# Set task
Count lines holding the string "JSON" in the data that follows. Reply with one number only.

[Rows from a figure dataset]
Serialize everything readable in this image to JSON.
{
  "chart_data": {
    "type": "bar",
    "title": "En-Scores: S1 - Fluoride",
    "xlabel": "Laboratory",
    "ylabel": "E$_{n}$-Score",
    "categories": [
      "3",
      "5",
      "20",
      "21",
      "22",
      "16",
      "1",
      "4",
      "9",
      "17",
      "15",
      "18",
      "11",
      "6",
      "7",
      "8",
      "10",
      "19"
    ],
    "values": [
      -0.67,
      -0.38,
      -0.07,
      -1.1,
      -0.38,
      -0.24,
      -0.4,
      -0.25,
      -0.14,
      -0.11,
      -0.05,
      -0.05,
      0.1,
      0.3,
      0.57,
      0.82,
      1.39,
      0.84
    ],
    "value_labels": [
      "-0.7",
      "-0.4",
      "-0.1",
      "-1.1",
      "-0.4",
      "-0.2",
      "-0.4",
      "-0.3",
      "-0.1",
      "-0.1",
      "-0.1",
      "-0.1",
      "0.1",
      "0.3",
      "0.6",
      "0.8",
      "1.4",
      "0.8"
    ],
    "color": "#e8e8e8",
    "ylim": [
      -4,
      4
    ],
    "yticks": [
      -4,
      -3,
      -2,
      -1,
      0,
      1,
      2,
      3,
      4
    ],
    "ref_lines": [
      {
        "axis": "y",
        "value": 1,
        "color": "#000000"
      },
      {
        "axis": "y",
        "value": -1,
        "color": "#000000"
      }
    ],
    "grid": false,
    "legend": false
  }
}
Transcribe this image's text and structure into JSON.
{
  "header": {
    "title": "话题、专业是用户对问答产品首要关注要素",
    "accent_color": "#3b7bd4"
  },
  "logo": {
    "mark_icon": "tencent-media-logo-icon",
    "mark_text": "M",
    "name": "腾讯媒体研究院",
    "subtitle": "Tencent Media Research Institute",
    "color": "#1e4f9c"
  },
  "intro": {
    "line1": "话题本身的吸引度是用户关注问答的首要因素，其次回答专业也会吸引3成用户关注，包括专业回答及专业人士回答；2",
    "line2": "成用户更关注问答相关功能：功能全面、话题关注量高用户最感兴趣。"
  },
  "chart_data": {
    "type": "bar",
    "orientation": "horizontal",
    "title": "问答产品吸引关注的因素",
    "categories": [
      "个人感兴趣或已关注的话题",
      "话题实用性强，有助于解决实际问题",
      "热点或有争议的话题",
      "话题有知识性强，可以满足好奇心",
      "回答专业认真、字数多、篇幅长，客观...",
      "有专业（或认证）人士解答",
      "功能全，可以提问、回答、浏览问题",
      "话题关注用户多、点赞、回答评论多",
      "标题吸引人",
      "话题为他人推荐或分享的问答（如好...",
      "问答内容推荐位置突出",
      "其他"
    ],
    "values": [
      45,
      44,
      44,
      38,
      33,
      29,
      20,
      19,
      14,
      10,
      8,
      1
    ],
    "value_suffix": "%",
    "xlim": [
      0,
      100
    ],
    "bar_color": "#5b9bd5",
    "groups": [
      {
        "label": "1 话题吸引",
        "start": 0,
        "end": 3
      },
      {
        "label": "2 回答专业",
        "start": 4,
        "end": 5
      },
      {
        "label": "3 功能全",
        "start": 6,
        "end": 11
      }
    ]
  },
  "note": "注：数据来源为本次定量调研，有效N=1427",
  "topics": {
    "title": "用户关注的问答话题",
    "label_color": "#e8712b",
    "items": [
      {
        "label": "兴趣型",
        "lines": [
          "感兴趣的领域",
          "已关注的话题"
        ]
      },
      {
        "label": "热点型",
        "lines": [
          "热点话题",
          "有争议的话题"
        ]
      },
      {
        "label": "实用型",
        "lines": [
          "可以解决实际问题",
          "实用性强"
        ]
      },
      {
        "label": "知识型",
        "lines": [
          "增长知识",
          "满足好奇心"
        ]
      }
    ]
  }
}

# Exercise result
2